----- Dataset entries
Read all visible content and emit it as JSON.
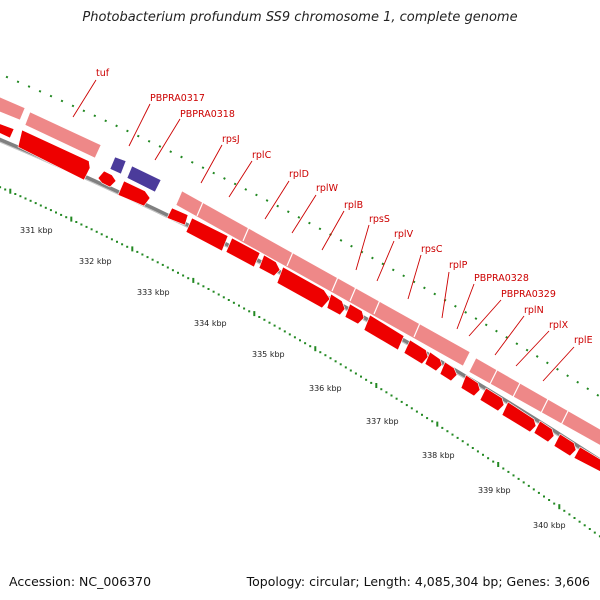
{
  "title": "Photobacterium profundum SS9 chromosome 1, complete genome",
  "footer": {
    "accession": "Accession: NC_006370",
    "topology": "Topology: circular; Length: 4,085,304 bp; Genes: 3,606"
  },
  "colors": {
    "cds": "#ee0000",
    "cds_light": "#ee8888",
    "other": "#4b3b9b",
    "backbone": "#808080",
    "tick": "#228822",
    "label": "#cc0000"
  },
  "kbp_labels": [
    "331 kbp",
    "332 kbp",
    "333 kbp",
    "334 kbp",
    "335 kbp",
    "336 kbp",
    "337 kbp",
    "338 kbp",
    "339 kbp",
    "340 kbp"
  ],
  "gene_labels": [
    "tuf",
    "PBPRA0317",
    "PBPRA0318",
    "rpsJ",
    "rplC",
    "rplD",
    "rplW",
    "rplB",
    "rpsS",
    "rplV",
    "rpsC",
    "rplP",
    "PBPRA0328",
    "PBPRA0329",
    "rplN",
    "rplX",
    "rplE"
  ]
}
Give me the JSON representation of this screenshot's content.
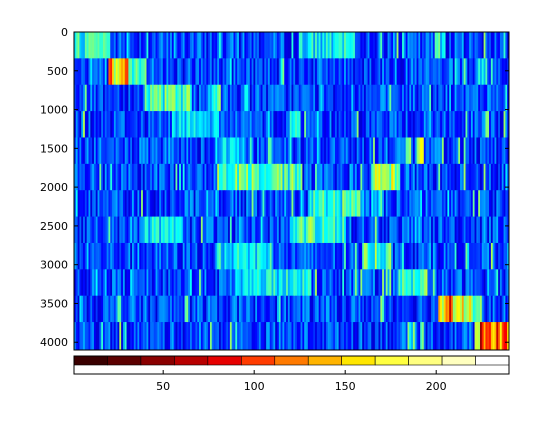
{
  "chart_data": {
    "type": "heatmap",
    "title": "",
    "xlabel": "",
    "ylabel": "",
    "colormap": "jet",
    "background_color": "#0a1fbf",
    "xlim": [
      1,
      240
    ],
    "ylim": [
      0,
      4100
    ],
    "y_reversed": true,
    "x_ticks": [
      50,
      100,
      150,
      200
    ],
    "y_ticks": [
      0,
      500,
      1000,
      1500,
      2000,
      2500,
      3000,
      3500,
      4000
    ],
    "x_tick_labels": [
      "50",
      "100",
      "150",
      "200"
    ],
    "y_tick_labels": [
      "0",
      "500",
      "1000",
      "1500",
      "2000",
      "2500",
      "3000",
      "3500",
      "4000"
    ],
    "grid": false,
    "note_values": "intensity on 0-1 scale of the jet colormap; cells read approximately from the image",
    "bands": [
      {
        "row_start": 0,
        "row_end": 340,
        "hot_regions": [
          {
            "x": [
              1,
              20
            ],
            "level": 0.5
          },
          {
            "x": [
              125,
              155
            ],
            "level": 0.45
          },
          {
            "x": [
              200,
              205
            ],
            "level": 0.5
          }
        ]
      },
      {
        "row_start": 340,
        "row_end": 680,
        "hot_regions": [
          {
            "x": [
              20,
              30
            ],
            "level": 0.9
          },
          {
            "x": [
              30,
              40
            ],
            "level": 0.55
          }
        ]
      },
      {
        "row_start": 680,
        "row_end": 1020,
        "hot_regions": [
          {
            "x": [
              40,
              65
            ],
            "level": 0.55
          },
          {
            "x": [
              75,
              80
            ],
            "level": 0.5
          }
        ]
      },
      {
        "row_start": 1020,
        "row_end": 1360,
        "hot_regions": [
          {
            "x": [
              55,
              80
            ],
            "level": 0.4
          },
          {
            "x": [
              120,
              125
            ],
            "level": 0.45
          }
        ]
      },
      {
        "row_start": 1360,
        "row_end": 1700,
        "hot_regions": [
          {
            "x": [
              80,
              95
            ],
            "level": 0.4
          },
          {
            "x": [
              190,
              193
            ],
            "level": 0.85
          }
        ]
      },
      {
        "row_start": 1700,
        "row_end": 2040,
        "hot_regions": [
          {
            "x": [
              80,
              125
            ],
            "level": 0.55
          },
          {
            "x": [
              165,
              180
            ],
            "level": 0.7
          }
        ]
      },
      {
        "row_start": 2040,
        "row_end": 2380,
        "hot_regions": [
          {
            "x": [
              130,
              160
            ],
            "level": 0.5
          },
          {
            "x": [
              150,
              155
            ],
            "level": 0.6
          }
        ]
      },
      {
        "row_start": 2380,
        "row_end": 2720,
        "hot_regions": [
          {
            "x": [
              40,
              60
            ],
            "level": 0.45
          },
          {
            "x": [
              120,
              150
            ],
            "level": 0.55
          }
        ]
      },
      {
        "row_start": 2720,
        "row_end": 3060,
        "hot_regions": [
          {
            "x": [
              80,
              110
            ],
            "level": 0.45
          },
          {
            "x": [
              160,
              175
            ],
            "level": 0.55
          }
        ]
      },
      {
        "row_start": 3060,
        "row_end": 3400,
        "hot_regions": [
          {
            "x": [
              90,
              130
            ],
            "level": 0.45
          },
          {
            "x": [
              180,
              195
            ],
            "level": 0.55
          }
        ]
      },
      {
        "row_start": 3400,
        "row_end": 3740,
        "hot_regions": [
          {
            "x": [
              202,
              215
            ],
            "level": 0.92
          },
          {
            "x": [
              215,
              225
            ],
            "level": 0.65
          }
        ]
      },
      {
        "row_start": 3740,
        "row_end": 4100,
        "hot_regions": [
          {
            "x": [
              222,
              240
            ],
            "level": 0.93
          }
        ]
      }
    ],
    "colorbar": {
      "orientation": "horizontal",
      "placement": "bottom",
      "segments": [
        "#3a0000",
        "#5c0000",
        "#8a0000",
        "#b80000",
        "#e60000",
        "#ff3c00",
        "#ff7a00",
        "#ffb400",
        "#ffe600",
        "#ffff40",
        "#ffff80",
        "#ffffbf",
        "#ffffff"
      ]
    }
  }
}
----------
• _Your objective_
Reproduce all the records verbatim, excluding images.

• _Task answer_
Read all visible content and emit it as JSON.
{
  "title": "Photobacterium profundum SS9 chromosome 1, complete genome",
  "footer": {
    "accession": "Accession: NC_006370",
    "topology": "Topology: circular; Length: 4,085,304 bp; Genes: 3,606"
  },
  "colors": {
    "cds": "#ee0000",
    "cds_light": "#ee8888",
    "other": "#4b3b9b",
    "backbone": "#808080",
    "tick": "#228822",
    "label": "#cc0000"
  },
  "kbp_labels": [
    "331 kbp",
    "332 kbp",
    "333 kbp",
    "334 kbp",
    "335 kbp",
    "336 kbp",
    "337 kbp",
    "338 kbp",
    "339 kbp",
    "340 kbp"
  ],
  "gene_labels": [
    "tuf",
    "PBPRA0317",
    "PBPRA0318",
    "rpsJ",
    "rplC",
    "rplD",
    "rplW",
    "rplB",
    "rpsS",
    "rplV",
    "rpsC",
    "rplP",
    "PBPRA0328",
    "PBPRA0329",
    "rplN",
    "rplX",
    "rplE"
  ]
}
Give me the JSON representation of this screenshot's content.
{
  "chart_data": {
    "type": "heatmap",
    "title": "",
    "xlabel": "",
    "ylabel": "",
    "colormap": "jet",
    "background_color": "#0a1fbf",
    "xlim": [
      1,
      240
    ],
    "ylim": [
      0,
      4100
    ],
    "y_reversed": true,
    "x_ticks": [
      50,
      100,
      150,
      200
    ],
    "y_ticks": [
      0,
      500,
      1000,
      1500,
      2000,
      2500,
      3000,
      3500,
      4000
    ],
    "x_tick_labels": [
      "50",
      "100",
      "150",
      "200"
    ],
    "y_tick_labels": [
      "0",
      "500",
      "1000",
      "1500",
      "2000",
      "2500",
      "3000",
      "3500",
      "4000"
    ],
    "grid": false,
    "note_values": "intensity on 0-1 scale of the jet colormap; cells read approximately from the image",
    "bands": [
      {
        "row_start": 0,
        "row_end": 340,
        "hot_regions": [
          {
            "x": [
              1,
              20
            ],
            "level": 0.5
          },
          {
            "x": [
              125,
              155
            ],
            "level": 0.45
          },
          {
            "x": [
              200,
              205
            ],
            "level": 0.5
          }
        ]
      },
      {
        "row_start": 340,
        "row_end": 680,
        "hot_regions": [
          {
            "x": [
              20,
              30
            ],
            "level": 0.9
          },
          {
            "x": [
              30,
              40
            ],
            "level": 0.55
          }
        ]
      },
      {
        "row_start": 680,
        "row_end": 1020,
        "hot_regions": [
          {
            "x": [
              40,
              65
            ],
            "level": 0.55
          },
          {
            "x": [
              75,
              80
            ],
            "level": 0.5
          }
        ]
      },
      {
        "row_start": 1020,
        "row_end": 1360,
        "hot_regions": [
          {
            "x": [
              55,
              80
            ],
            "level": 0.4
          },
          {
            "x": [
              120,
              125
            ],
            "level": 0.45
          }
        ]
      },
      {
        "row_start": 1360,
        "row_end": 1700,
        "hot_regions": [
          {
            "x": [
              80,
              95
            ],
            "level": 0.4
          },
          {
            "x": [
              190,
              193
            ],
            "level": 0.85
          }
        ]
      },
      {
        "row_start": 1700,
        "row_end": 2040,
        "hot_regions": [
          {
            "x": [
              80,
              125
            ],
            "level": 0.55
          },
          {
            "x": [
              165,
              180
            ],
            "level": 0.7
          }
        ]
      },
      {
        "row_start": 2040,
        "row_end": 2380,
        "hot_regions": [
          {
            "x": [
              130,
              160
            ],
            "level": 0.5
          },
          {
            "x": [
              150,
              155
            ],
            "level": 0.6
          }
        ]
      },
      {
        "row_start": 2380,
        "row_end": 2720,
        "hot_regions": [
          {
            "x": [
              40,
              60
            ],
            "level": 0.45
          },
          {
            "x": [
              120,
              150
            ],
            "level": 0.55
          }
        ]
      },
      {
        "row_start": 2720,
        "row_end": 3060,
        "hot_regions": [
          {
            "x": [
              80,
              110
            ],
            "level": 0.45
          },
          {
            "x": [
              160,
              175
            ],
            "level": 0.55
          }
        ]
      },
      {
        "row_start": 3060,
        "row_end": 3400,
        "hot_regions": [
          {
            "x": [
              90,
              130
            ],
            "level": 0.45
          },
          {
            "x": [
              180,
              195
            ],
            "level": 0.55
          }
        ]
      },
      {
        "row_start": 3400,
        "row_end": 3740,
        "hot_regions": [
          {
            "x": [
              202,
              215
            ],
            "level": 0.92
          },
          {
            "x": [
              215,
              225
            ],
            "level": 0.65
          }
        ]
      },
      {
        "row_start": 3740,
        "row_end": 4100,
        "hot_regions": [
          {
            "x": [
              222,
              240
            ],
            "level": 0.93
          }
        ]
      }
    ],
    "colorbar": {
      "orientation": "horizontal",
      "placement": "bottom",
      "segments": [
        "#3a0000",
        "#5c0000",
        "#8a0000",
        "#b80000",
        "#e60000",
        "#ff3c00",
        "#ff7a00",
        "#ffb400",
        "#ffe600",
        "#ffff40",
        "#ffff80",
        "#ffffbf",
        "#ffffff"
      ]
    }
  }
}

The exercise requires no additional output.